━━━ EXERCISE INPUTS
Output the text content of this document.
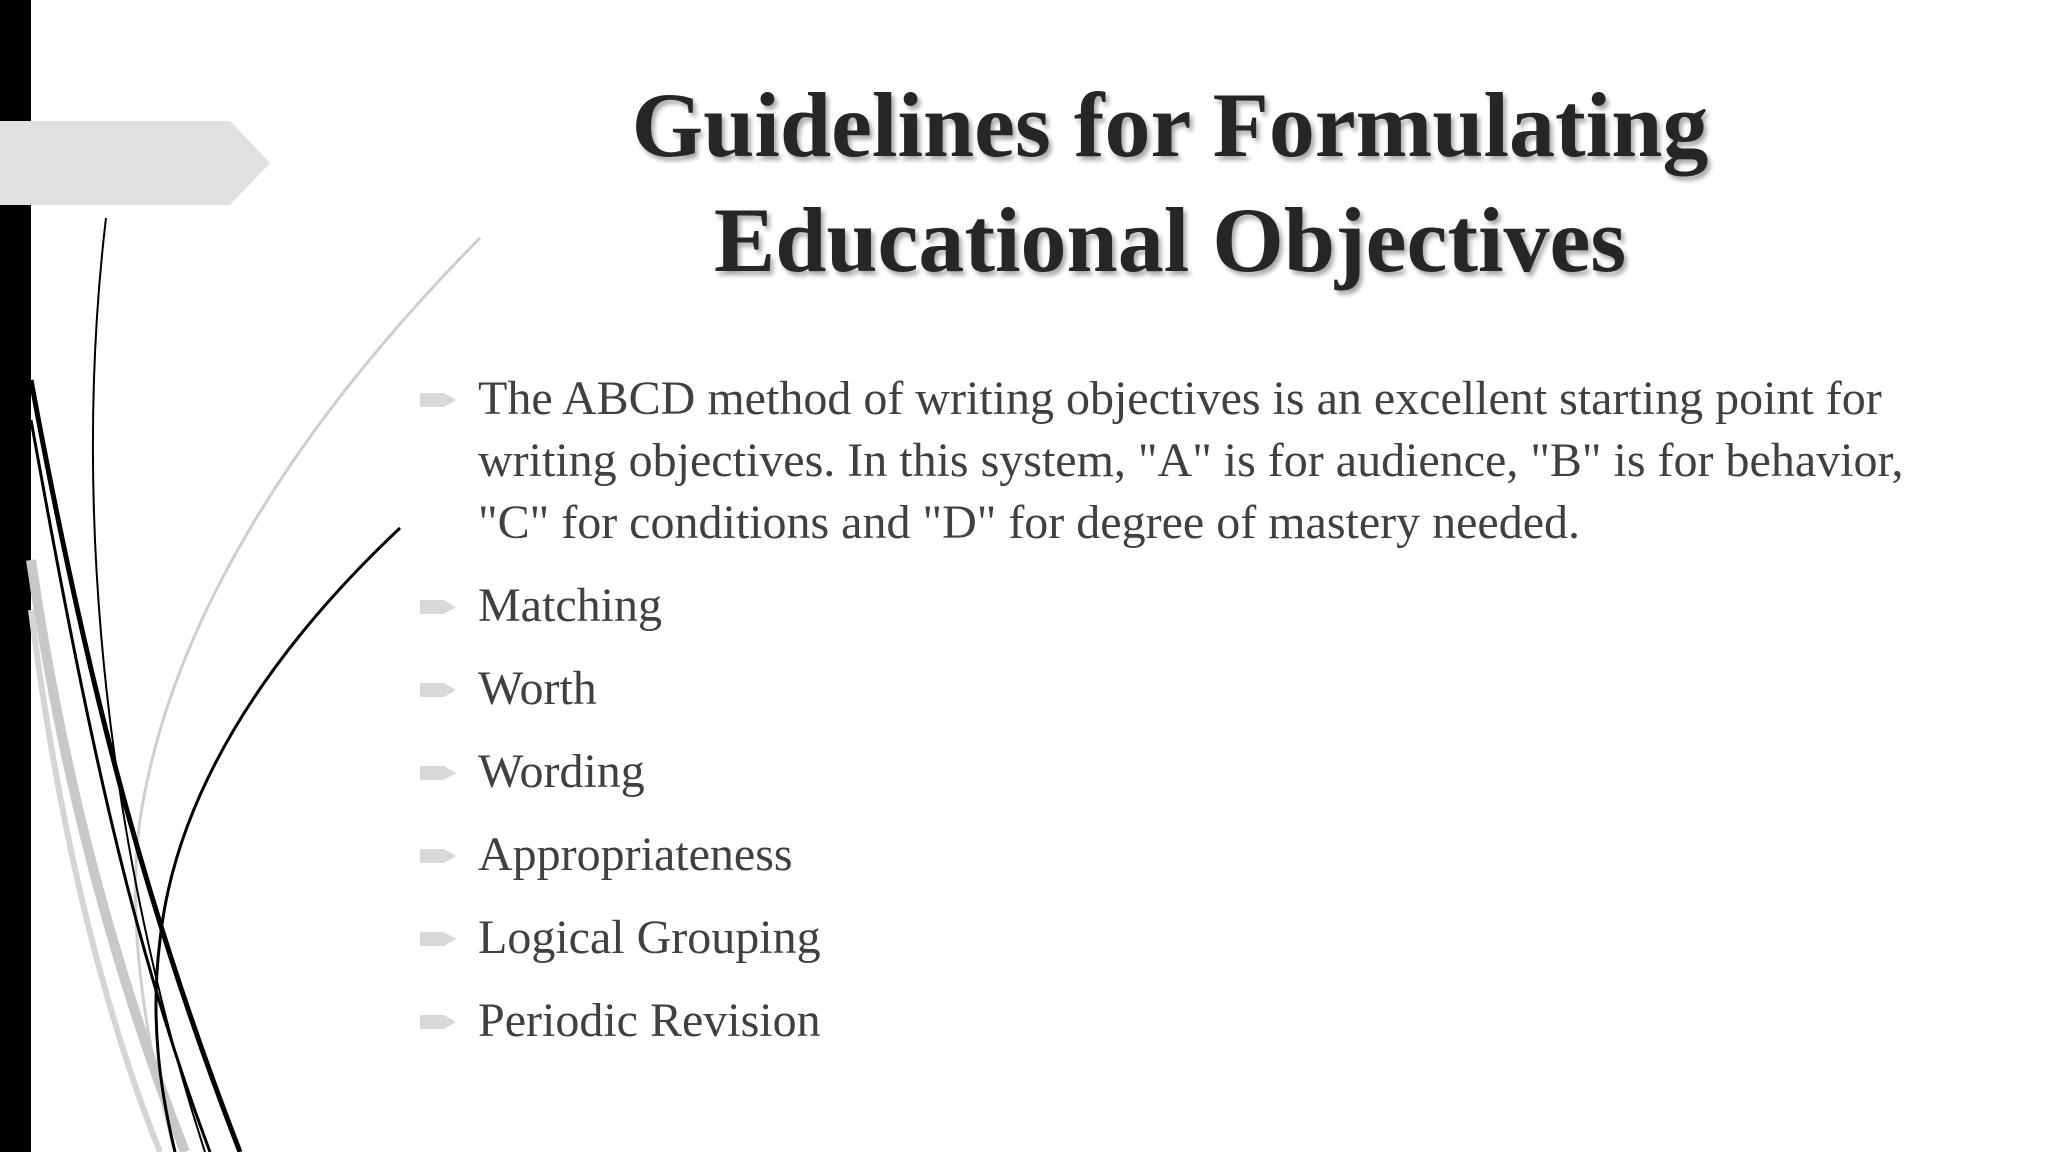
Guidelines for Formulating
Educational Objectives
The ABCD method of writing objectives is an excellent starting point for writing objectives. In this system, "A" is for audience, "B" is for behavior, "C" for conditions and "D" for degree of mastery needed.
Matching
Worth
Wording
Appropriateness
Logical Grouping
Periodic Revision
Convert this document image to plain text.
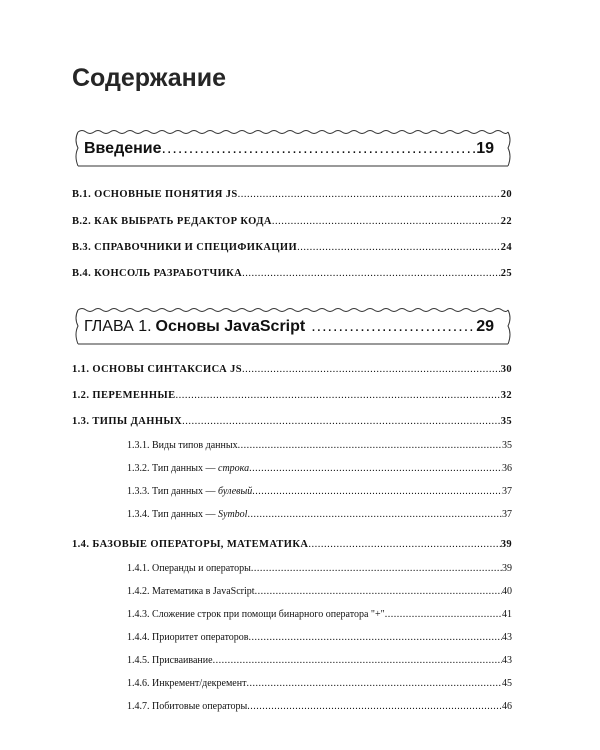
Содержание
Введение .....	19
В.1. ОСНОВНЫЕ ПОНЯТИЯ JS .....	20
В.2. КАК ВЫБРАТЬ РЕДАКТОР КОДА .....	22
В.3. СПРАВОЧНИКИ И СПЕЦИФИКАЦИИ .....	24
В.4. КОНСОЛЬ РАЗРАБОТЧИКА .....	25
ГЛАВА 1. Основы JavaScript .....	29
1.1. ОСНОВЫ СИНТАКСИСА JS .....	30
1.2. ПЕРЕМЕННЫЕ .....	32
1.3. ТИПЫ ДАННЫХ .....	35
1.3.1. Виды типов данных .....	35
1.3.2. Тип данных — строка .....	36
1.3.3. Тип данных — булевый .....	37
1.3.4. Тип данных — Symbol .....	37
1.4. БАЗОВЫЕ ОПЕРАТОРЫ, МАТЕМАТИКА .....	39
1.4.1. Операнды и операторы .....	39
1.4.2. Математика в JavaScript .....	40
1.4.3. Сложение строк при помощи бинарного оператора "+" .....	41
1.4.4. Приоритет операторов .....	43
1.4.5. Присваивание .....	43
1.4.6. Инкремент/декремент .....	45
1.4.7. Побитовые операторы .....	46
━━━━━━
Pull out all lines from the entries above that include the word "text".

Output the text content of this document.
Convert this document image to plain text.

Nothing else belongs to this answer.